EXERCISE PROMPT.
All records below must be retyped exactly.

ENTRIES PROVIDED.
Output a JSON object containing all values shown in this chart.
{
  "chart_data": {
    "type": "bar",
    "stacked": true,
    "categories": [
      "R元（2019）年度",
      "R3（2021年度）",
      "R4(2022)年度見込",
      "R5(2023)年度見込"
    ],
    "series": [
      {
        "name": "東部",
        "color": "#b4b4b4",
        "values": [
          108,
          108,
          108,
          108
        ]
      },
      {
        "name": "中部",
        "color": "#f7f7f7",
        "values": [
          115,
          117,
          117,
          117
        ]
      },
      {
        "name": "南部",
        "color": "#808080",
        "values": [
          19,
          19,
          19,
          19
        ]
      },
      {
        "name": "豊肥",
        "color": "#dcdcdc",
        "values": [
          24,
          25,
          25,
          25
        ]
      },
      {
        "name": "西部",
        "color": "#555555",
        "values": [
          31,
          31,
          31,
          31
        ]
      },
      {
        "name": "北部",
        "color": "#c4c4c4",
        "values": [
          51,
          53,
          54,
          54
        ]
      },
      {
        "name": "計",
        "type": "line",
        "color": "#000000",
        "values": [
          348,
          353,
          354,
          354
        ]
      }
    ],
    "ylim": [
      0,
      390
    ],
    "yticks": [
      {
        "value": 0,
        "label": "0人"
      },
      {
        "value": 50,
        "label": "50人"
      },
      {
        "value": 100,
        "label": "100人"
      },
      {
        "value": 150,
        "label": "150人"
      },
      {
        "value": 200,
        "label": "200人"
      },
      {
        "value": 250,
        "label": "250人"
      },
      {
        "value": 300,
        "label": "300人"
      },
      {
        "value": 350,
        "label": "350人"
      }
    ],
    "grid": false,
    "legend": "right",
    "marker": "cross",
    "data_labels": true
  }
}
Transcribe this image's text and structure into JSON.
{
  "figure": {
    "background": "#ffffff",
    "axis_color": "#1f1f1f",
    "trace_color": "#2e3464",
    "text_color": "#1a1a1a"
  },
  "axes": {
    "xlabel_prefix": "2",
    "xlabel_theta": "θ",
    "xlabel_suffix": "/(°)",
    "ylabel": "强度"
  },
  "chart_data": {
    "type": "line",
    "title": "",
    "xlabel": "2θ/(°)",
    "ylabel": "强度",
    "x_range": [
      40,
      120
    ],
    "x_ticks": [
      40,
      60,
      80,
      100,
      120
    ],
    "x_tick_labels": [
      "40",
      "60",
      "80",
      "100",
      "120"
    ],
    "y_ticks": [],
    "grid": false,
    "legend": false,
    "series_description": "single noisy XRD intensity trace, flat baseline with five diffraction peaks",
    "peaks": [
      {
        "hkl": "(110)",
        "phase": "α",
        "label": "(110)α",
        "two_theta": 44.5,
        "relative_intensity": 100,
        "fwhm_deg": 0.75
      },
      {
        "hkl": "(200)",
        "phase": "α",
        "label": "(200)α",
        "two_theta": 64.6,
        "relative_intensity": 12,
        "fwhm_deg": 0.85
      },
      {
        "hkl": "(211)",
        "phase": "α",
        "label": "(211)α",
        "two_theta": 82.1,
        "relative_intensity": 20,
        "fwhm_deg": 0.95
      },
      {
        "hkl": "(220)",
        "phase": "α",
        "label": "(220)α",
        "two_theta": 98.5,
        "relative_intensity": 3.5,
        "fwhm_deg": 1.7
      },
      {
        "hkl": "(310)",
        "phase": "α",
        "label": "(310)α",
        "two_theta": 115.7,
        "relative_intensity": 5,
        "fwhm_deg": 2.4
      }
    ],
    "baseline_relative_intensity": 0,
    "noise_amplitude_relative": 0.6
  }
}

WRITTEN RESPONSE.
Output a JSON object containing all values shown in this chart.
{
  "chart_data": {
    "type": "bar",
    "stacked": true,
    "categories": [
      "R元（2019）年度",
      "R3（2021年度）",
      "R4(2022)年度見込",
      "R5(2023)年度見込"
    ],
    "series": [
      {
        "name": "東部",
        "color": "#b4b4b4",
        "values": [
          108,
          108,
          108,
          108
        ]
      },
      {
        "name": "中部",
        "color": "#f7f7f7",
        "values": [
          115,
          117,
          117,
          117
        ]
      },
      {
        "name": "南部",
        "color": "#808080",
        "values": [
          19,
          19,
          19,
          19
        ]
      },
      {
        "name": "豊肥",
        "color": "#dcdcdc",
        "values": [
          24,
          25,
          25,
          25
        ]
      },
      {
        "name": "西部",
        "color": "#555555",
        "values": [
          31,
          31,
          31,
          31
        ]
      },
      {
        "name": "北部",
        "color": "#c4c4c4",
        "values": [
          51,
          53,
          54,
          54
        ]
      },
      {
        "name": "計",
        "type": "line",
        "color": "#000000",
        "values": [
          348,
          353,
          354,
          354
        ]
      }
    ],
    "ylim": [
      0,
      390
    ],
    "yticks": [
      {
        "value": 0,
        "label": "0人"
      },
      {
        "value": 50,
        "label": "50人"
      },
      {
        "value": 100,
        "label": "100人"
      },
      {
        "value": 150,
        "label": "150人"
      },
      {
        "value": 200,
        "label": "200人"
      },
      {
        "value": 250,
        "label": "250人"
      },
      {
        "value": 300,
        "label": "300人"
      },
      {
        "value": 350,
        "label": "350人"
      }
    ],
    "grid": false,
    "legend": "right",
    "marker": "cross",
    "data_labels": true
  }
}
Transcribe this image's text and structure into JSON.
{
  "figure": {
    "background": "#ffffff",
    "axis_color": "#1f1f1f",
    "trace_color": "#2e3464",
    "text_color": "#1a1a1a"
  },
  "axes": {
    "xlabel_prefix": "2",
    "xlabel_theta": "θ",
    "xlabel_suffix": "/(°)",
    "ylabel": "强度"
  },
  "chart_data": {
    "type": "line",
    "title": "",
    "xlabel": "2θ/(°)",
    "ylabel": "强度",
    "x_range": [
      40,
      120
    ],
    "x_ticks": [
      40,
      60,
      80,
      100,
      120
    ],
    "x_tick_labels": [
      "40",
      "60",
      "80",
      "100",
      "120"
    ],
    "y_ticks": [],
    "grid": false,
    "legend": false,
    "series_description": "single noisy XRD intensity trace, flat baseline with five diffraction peaks",
    "peaks": [
      {
        "hkl": "(110)",
        "phase": "α",
        "label": "(110)α",
        "two_theta": 44.5,
        "relative_intensity": 100,
        "fwhm_deg": 0.75
      },
      {
        "hkl": "(200)",
        "phase": "α",
        "label": "(200)α",
        "two_theta": 64.6,
        "relative_intensity": 12,
        "fwhm_deg": 0.85
      },
      {
        "hkl": "(211)",
        "phase": "α",
        "label": "(211)α",
        "two_theta": 82.1,
        "relative_intensity": 20,
        "fwhm_deg": 0.95
      },
      {
        "hkl": "(220)",
        "phase": "α",
        "label": "(220)α",
        "two_theta": 98.5,
        "relative_intensity": 3.5,
        "fwhm_deg": 1.7
      },
      {
        "hkl": "(310)",
        "phase": "α",
        "label": "(310)α",
        "two_theta": 115.7,
        "relative_intensity": 5,
        "fwhm_deg": 2.4
      }
    ],
    "baseline_relative_intensity": 0,
    "noise_amplitude_relative": 0.6
  }
}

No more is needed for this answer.